▶ Exercise requirements
Copy every line of the entries below word for word, changing nothing.
______________________________
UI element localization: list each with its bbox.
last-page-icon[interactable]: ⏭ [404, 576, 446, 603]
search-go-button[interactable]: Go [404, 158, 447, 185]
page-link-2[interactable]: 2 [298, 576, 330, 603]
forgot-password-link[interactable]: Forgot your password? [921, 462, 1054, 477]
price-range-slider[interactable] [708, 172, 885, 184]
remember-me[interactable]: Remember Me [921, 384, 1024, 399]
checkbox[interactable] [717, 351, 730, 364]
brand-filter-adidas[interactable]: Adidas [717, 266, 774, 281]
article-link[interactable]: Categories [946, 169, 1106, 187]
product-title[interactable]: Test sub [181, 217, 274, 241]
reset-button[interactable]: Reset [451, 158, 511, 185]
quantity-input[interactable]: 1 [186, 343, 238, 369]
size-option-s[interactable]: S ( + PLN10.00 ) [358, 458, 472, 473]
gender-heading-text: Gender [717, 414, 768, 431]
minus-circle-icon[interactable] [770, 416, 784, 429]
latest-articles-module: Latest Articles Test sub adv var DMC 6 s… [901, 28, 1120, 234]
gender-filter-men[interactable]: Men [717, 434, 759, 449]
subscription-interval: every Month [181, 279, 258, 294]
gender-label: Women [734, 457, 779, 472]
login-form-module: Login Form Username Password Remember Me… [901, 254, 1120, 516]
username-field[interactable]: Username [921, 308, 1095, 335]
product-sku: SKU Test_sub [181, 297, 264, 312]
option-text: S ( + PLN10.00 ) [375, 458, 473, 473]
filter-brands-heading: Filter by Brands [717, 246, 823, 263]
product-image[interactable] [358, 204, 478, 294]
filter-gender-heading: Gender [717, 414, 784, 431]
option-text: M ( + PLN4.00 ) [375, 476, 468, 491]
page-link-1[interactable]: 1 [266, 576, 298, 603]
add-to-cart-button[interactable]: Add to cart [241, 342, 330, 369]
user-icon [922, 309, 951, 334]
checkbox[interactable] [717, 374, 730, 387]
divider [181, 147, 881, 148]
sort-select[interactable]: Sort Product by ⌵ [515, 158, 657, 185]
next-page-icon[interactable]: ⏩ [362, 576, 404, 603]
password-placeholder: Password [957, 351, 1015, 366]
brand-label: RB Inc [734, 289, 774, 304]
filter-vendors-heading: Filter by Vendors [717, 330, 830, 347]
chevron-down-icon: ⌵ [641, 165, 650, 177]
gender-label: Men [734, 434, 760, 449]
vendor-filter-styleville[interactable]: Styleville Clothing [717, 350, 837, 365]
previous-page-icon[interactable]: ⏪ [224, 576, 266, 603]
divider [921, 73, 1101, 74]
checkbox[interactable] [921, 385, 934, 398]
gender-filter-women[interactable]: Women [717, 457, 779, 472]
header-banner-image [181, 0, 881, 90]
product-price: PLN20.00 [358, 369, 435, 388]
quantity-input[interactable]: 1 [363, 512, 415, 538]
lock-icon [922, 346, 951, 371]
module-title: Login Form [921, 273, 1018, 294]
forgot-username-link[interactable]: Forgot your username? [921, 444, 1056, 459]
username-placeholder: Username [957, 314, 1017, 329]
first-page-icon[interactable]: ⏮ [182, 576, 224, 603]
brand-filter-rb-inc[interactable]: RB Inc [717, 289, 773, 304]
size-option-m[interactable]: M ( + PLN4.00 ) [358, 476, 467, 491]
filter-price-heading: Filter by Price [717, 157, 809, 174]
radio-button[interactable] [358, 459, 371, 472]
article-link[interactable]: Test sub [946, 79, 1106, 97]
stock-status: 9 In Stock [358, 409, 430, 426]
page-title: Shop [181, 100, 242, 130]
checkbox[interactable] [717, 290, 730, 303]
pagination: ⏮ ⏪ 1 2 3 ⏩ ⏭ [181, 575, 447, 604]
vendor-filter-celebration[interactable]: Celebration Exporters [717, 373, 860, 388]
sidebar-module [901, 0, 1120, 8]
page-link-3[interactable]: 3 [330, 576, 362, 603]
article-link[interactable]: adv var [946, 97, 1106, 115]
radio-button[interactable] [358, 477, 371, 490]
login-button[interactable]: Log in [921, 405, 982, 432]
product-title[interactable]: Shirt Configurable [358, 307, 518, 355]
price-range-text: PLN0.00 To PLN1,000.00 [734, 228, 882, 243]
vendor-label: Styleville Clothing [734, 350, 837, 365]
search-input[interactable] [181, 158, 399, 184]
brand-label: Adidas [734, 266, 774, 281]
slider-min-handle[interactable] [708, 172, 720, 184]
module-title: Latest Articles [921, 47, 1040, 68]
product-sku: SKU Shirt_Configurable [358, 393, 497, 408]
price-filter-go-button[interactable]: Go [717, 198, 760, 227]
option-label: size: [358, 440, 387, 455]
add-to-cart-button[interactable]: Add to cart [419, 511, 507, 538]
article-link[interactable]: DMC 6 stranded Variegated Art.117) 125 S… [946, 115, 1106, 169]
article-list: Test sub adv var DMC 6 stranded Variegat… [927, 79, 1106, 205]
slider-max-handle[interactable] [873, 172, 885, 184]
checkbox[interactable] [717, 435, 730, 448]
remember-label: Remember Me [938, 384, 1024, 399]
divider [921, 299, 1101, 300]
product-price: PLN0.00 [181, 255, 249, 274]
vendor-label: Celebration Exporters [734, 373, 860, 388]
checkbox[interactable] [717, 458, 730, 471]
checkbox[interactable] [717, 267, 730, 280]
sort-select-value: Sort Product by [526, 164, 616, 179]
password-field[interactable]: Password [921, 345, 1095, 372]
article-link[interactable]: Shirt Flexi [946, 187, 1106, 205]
______________________________
▶ Answer in full
UI element localization: list each with its bbox.
last-page-icon[interactable]: ⏭ [404, 576, 446, 603]
search-go-button[interactable]: Go [404, 158, 447, 185]
page-link-2[interactable]: 2 [298, 576, 330, 603]
forgot-password-link[interactable]: Forgot your password? [921, 462, 1054, 477]
price-range-slider[interactable] [708, 172, 885, 184]
remember-me[interactable]: Remember Me [921, 384, 1024, 399]
checkbox[interactable] [717, 351, 730, 364]
brand-filter-adidas[interactable]: Adidas [717, 266, 774, 281]
article-link[interactable]: Categories [946, 169, 1106, 187]
product-title[interactable]: Test sub [181, 217, 274, 241]
reset-button[interactable]: Reset [451, 158, 511, 185]
quantity-input[interactable]: 1 [186, 343, 238, 369]
size-option-s[interactable]: S ( + PLN10.00 ) [358, 458, 472, 473]
gender-heading-text: Gender [717, 414, 768, 431]
minus-circle-icon[interactable] [770, 416, 784, 429]
latest-articles-module: Latest Articles Test sub adv var DMC 6 s… [901, 28, 1120, 234]
gender-filter-men[interactable]: Men [717, 434, 759, 449]
subscription-interval: every Month [181, 279, 258, 294]
gender-label: Women [734, 457, 779, 472]
login-form-module: Login Form Username Password Remember Me… [901, 254, 1120, 516]
username-field[interactable]: Username [921, 308, 1095, 335]
product-sku: SKU Test_sub [181, 297, 264, 312]
option-text: S ( + PLN10.00 ) [375, 458, 473, 473]
filter-brands-heading: Filter by Brands [717, 246, 823, 263]
product-image[interactable] [358, 204, 478, 294]
filter-gender-heading: Gender [717, 414, 784, 431]
option-text: M ( + PLN4.00 ) [375, 476, 468, 491]
page-link-1[interactable]: 1 [266, 576, 298, 603]
add-to-cart-button[interactable]: Add to cart [241, 342, 330, 369]
user-icon [922, 309, 951, 334]
checkbox[interactable] [717, 374, 730, 387]
divider [181, 147, 881, 148]
sort-select[interactable]: Sort Product by ⌵ [515, 158, 657, 185]
next-page-icon[interactable]: ⏩ [362, 576, 404, 603]
password-placeholder: Password [957, 351, 1015, 366]
brand-label: RB Inc [734, 289, 774, 304]
filter-vendors-heading: Filter by Vendors [717, 330, 830, 347]
chevron-down-icon: ⌵ [641, 165, 650, 177]
gender-label: Men [734, 434, 760, 449]
vendor-filter-styleville[interactable]: Styleville Clothing [717, 350, 837, 365]
previous-page-icon[interactable]: ⏪ [224, 576, 266, 603]
divider [921, 73, 1101, 74]
checkbox[interactable] [921, 385, 934, 398]
gender-filter-women[interactable]: Women [717, 457, 779, 472]
header-banner-image [181, 0, 881, 90]
product-price: PLN20.00 [358, 369, 435, 388]
quantity-input[interactable]: 1 [363, 512, 415, 538]
lock-icon [922, 346, 951, 371]
module-title: Login Form [921, 273, 1018, 294]
forgot-username-link[interactable]: Forgot your username? [921, 444, 1056, 459]
username-placeholder: Username [957, 314, 1017, 329]
first-page-icon[interactable]: ⏮ [182, 576, 224, 603]
brand-filter-rb-inc[interactable]: RB Inc [717, 289, 773, 304]
size-option-m[interactable]: M ( + PLN4.00 ) [358, 476, 467, 491]
filter-price-heading: Filter by Price [717, 157, 809, 174]
radio-button[interactable] [358, 459, 371, 472]
article-link[interactable]: Test sub [946, 79, 1106, 97]
stock-status: 9 In Stock [358, 409, 430, 426]
page-title: Shop [181, 100, 242, 130]
checkbox[interactable] [717, 290, 730, 303]
pagination: ⏮ ⏪ 1 2 3 ⏩ ⏭ [181, 575, 447, 604]
vendor-filter-celebration[interactable]: Celebration Exporters [717, 373, 860, 388]
sidebar-module [901, 0, 1120, 8]
page-link-3[interactable]: 3 [330, 576, 362, 603]
article-link[interactable]: adv var [946, 97, 1106, 115]
radio-button[interactable] [358, 477, 371, 490]
login-button[interactable]: Log in [921, 405, 982, 432]
product-title[interactable]: Shirt Configurable [358, 307, 518, 355]
price-range-text: PLN0.00 To PLN1,000.00 [734, 228, 882, 243]
vendor-label: Styleville Clothing [734, 350, 837, 365]
search-input[interactable] [181, 158, 399, 184]
brand-label: Adidas [734, 266, 774, 281]
slider-min-handle[interactable] [708, 172, 720, 184]
module-title: Latest Articles [921, 47, 1040, 68]
product-sku: SKU Shirt_Configurable [358, 393, 497, 408]
price-filter-go-button[interactable]: Go [717, 198, 760, 227]
option-label: size: [358, 440, 387, 455]
add-to-cart-button[interactable]: Add to cart [419, 511, 507, 538]
article-link[interactable]: DMC 6 stranded Variegated Art.117) 125 S… [946, 115, 1106, 169]
article-list: Test sub adv var DMC 6 stranded Variegat… [927, 79, 1106, 205]
slider-max-handle[interactable] [873, 172, 885, 184]
checkbox[interactable] [717, 435, 730, 448]
remember-label: Remember Me [938, 384, 1024, 399]
divider [921, 299, 1101, 300]
product-price: PLN0.00 [181, 255, 249, 274]
vendor-label: Celebration Exporters [734, 373, 860, 388]
checkbox[interactable] [717, 458, 730, 471]
checkbox[interactable] [717, 267, 730, 280]
sort-select-value: Sort Product by [526, 164, 616, 179]
password-field[interactable]: Password [921, 345, 1095, 372]
article-link[interactable]: Shirt Flexi [946, 187, 1106, 205]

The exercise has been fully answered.